> [PROBLEM DESCRIPTION] Print everything in the listing from the line containing "accent-bar-primary-focus [266,486,273,536]" down to the line containing "cell-text-role: Consultant [72,306,169,327]", and nothing else, reproducing each line without any change.

============

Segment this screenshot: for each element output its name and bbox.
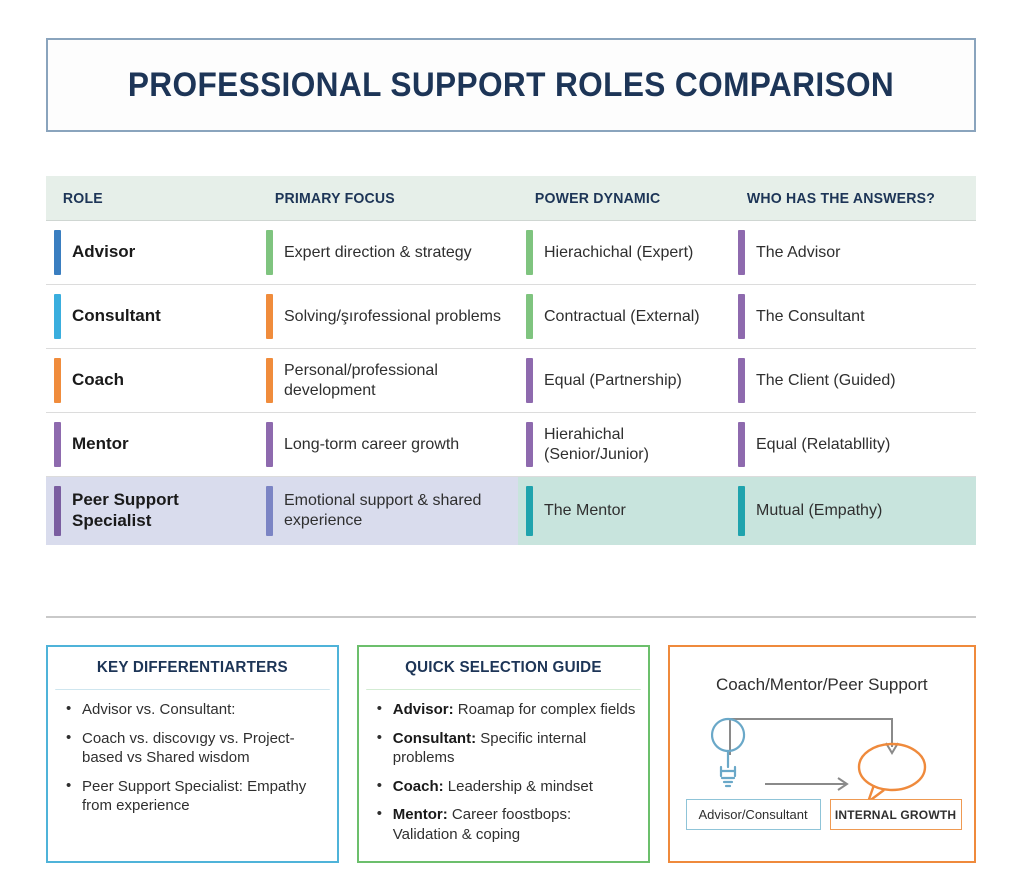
accent-bar-primary-focus [266,486,273,536]
section-divider [46,616,976,618]
cell-text-primary-focus: Long-torm career growth [284,435,467,455]
cell-who-has-the-answers: Mutual (Empathy) [730,477,976,545]
cell-text-role: Consultant [72,306,169,327]
cell-who-has-the-answers: The Consultant [730,285,976,348]
accent-bar-role [54,230,61,275]
table-row: AdvisorExpert direction & strategyHierac… [46,221,976,285]
list-item-label: Advisor: [393,701,454,718]
page-title-box: PROFESSIONAL SUPPORT ROLES COMPARISON [46,38,976,132]
cell-primary-focus: Long-torm career growth [258,413,518,476]
accent-bar-who-has-the-answers [738,486,745,536]
card-quick-selection-guide: QUICK SELECTION GUIDE Advisor: Roamap fo… [357,645,650,863]
column-header-role: ROLE [46,190,245,207]
cards-row: KEY DIFFERENTIARTERS Advisor vs. Consult… [46,645,976,863]
cell-text-power-dynamic: Contractual (External) [544,307,708,327]
accent-bar-power-dynamic [526,422,533,467]
bracket-arrow-icon [730,719,892,755]
accent-bar-who-has-the-answers [738,358,745,403]
accent-bar-role [54,294,61,339]
accent-bar-role [54,486,61,536]
flow-box-advisor-consultant: Advisor/Consultant [686,799,821,830]
column-header-power-dynamic: POWER DYNAMIC [518,190,717,207]
cell-text-role: Coach [72,370,132,391]
cell-text-power-dynamic: Equal (Partnership) [544,371,690,391]
accent-bar-who-has-the-answers [738,294,745,339]
cell-power-dynamic: The Mentor [518,477,730,545]
straight-arrow-icon [765,778,847,790]
accent-bar-primary-focus [266,422,273,467]
table-row: ConsultantSolving/şırofessional problems… [46,285,976,349]
list-item: Mentor: Career foostbops: Validation & c… [391,805,636,844]
cell-primary-focus: Expert direction & strategy [258,221,518,284]
accent-bar-who-has-the-answers [738,422,745,467]
list-item-label: Mentor: [393,806,448,823]
table-row: CoachPersonal/professional developmentEq… [46,349,976,413]
cell-text-primary-focus: Emotional support & shared experience [284,491,518,530]
cell-text-power-dynamic: The Mentor [544,501,634,521]
page-title: PROFESSIONAL SUPPORT ROLES COMPARISON [128,66,894,105]
cell-role: Mentor [46,413,258,476]
card-quick-selection-heading: QUICK SELECTION GUIDE [366,647,640,690]
list-item: Peer Support Specialist: Empathy from ex… [80,777,325,816]
cell-text-primary-focus: Solving/şırofessional problems [284,307,509,327]
cell-text-role: Mentor [72,434,137,455]
table-header-row: ROLE PRIMARY FOCUS POWER DYNAMIC WHO HAS… [46,176,976,221]
column-header-who-has-the-answers: WHO HAS THE ANSWERS? [730,190,961,207]
cell-text-primary-focus: Expert direction & strategy [284,243,480,263]
cell-text-power-dynamic: Hierachichal (Expert) [544,243,701,263]
list-item: Advisor vs. Consultant: [80,700,325,720]
column-header-primary-focus: PRIMARY FOCUS [258,190,502,207]
flow-diagram: Coach/Mentor/Peer Support [670,647,974,861]
list-item: Coach vs. discovıgy vs. Project-based vs… [80,729,325,768]
card-flow-diagram: Coach/Mentor/Peer Support [668,645,976,863]
cell-who-has-the-answers: The Advisor [730,221,976,284]
cell-text-who-has-the-answers: The Client (Guided) [756,371,904,391]
cell-text-role: Advisor [72,242,143,263]
cell-text-who-has-the-answers: The Advisor [756,243,848,263]
cell-who-has-the-answers: Equal (Relatabllity) [730,413,976,476]
cell-primary-focus: Emotional support & shared experience [258,477,518,545]
cell-power-dynamic: Hierachichal (Expert) [518,221,730,284]
comparison-table: ROLE PRIMARY FOCUS POWER DYNAMIC WHO HAS… [46,176,976,545]
flow-box-internal-growth: INTERNAL GROWTH [830,799,962,830]
list-item-label: Coach: [393,778,444,795]
cell-text-role: Peer Support Specialist [72,490,258,531]
accent-bar-power-dynamic [526,486,533,536]
cell-power-dynamic: Contractual (External) [518,285,730,348]
cell-role: Peer Support Specialist [46,477,258,545]
cell-text-who-has-the-answers: Equal (Relatabllity) [756,435,898,455]
accent-bar-power-dynamic [526,294,533,339]
lightbulb-icon [712,719,744,786]
quick-selection-list: Advisor: Roamap for complex fieldsConsul… [371,700,636,844]
accent-bar-role [54,358,61,403]
cell-text-power-dynamic: Hierahichal (Senior/Junior) [544,425,730,464]
list-item-label: Consultant: [393,730,476,747]
cell-role: Coach [46,349,258,412]
cell-role: Advisor [46,221,258,284]
cell-text-who-has-the-answers: The Consultant [756,307,873,327]
list-item: Advisor: Roamap for complex fields [391,700,636,720]
cell-primary-focus: Personal/professional development [258,349,518,412]
cell-power-dynamic: Equal (Partnership) [518,349,730,412]
list-item-text: Roamap for complex fields [454,701,636,718]
key-differentiators-list: Advisor vs. Consultant:Coach vs. discovı… [60,700,325,816]
accent-bar-role [54,422,61,467]
accent-bar-power-dynamic [526,358,533,403]
card-key-differentiators-body: Advisor vs. Consultant:Coach vs. discovı… [48,690,337,825]
accent-bar-primary-focus [266,230,273,275]
accent-bar-primary-focus [266,358,273,403]
cell-text-who-has-the-answers: Mutual (Empathy) [756,501,890,521]
table-row: MentorLong-torm career growthHierahichal… [46,413,976,477]
card-key-differentiators-heading: KEY DIFFERENTIARTERS [55,647,329,690]
cell-role: Consultant [46,285,258,348]
table-body: AdvisorExpert direction & strategyHierac… [46,221,976,545]
cell-text-primary-focus: Personal/professional development [284,361,518,400]
cell-primary-focus: Solving/şırofessional problems [258,285,518,348]
list-item: Coach: Leadership & mindset [391,777,636,797]
list-item-text: Leadership & mindset [444,778,593,795]
table-row: Peer Support SpecialistEmotional support… [46,477,976,545]
list-item: Consultant: Specific internal problems [391,729,636,768]
accent-bar-power-dynamic [526,230,533,275]
cell-power-dynamic: Hierahichal (Senior/Junior) [518,413,730,476]
accent-bar-primary-focus [266,294,273,339]
card-quick-selection-body: Advisor: Roamap for complex fieldsConsul… [359,690,648,853]
accent-bar-who-has-the-answers [738,230,745,275]
cell-who-has-the-answers: The Client (Guided) [730,349,976,412]
card-key-differentiators: KEY DIFFERENTIARTERS Advisor vs. Consult… [46,645,339,863]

============

> [SOLUTION FOR THIS EXERCISE]
accent-bar-primary-focus [266,486,273,536]
section-divider [46,616,976,618]
cell-text-primary-focus: Long-torm career growth [284,435,467,455]
cell-who-has-the-answers: Mutual (Empathy) [730,477,976,545]
cell-text-role: Consultant [72,306,169,327]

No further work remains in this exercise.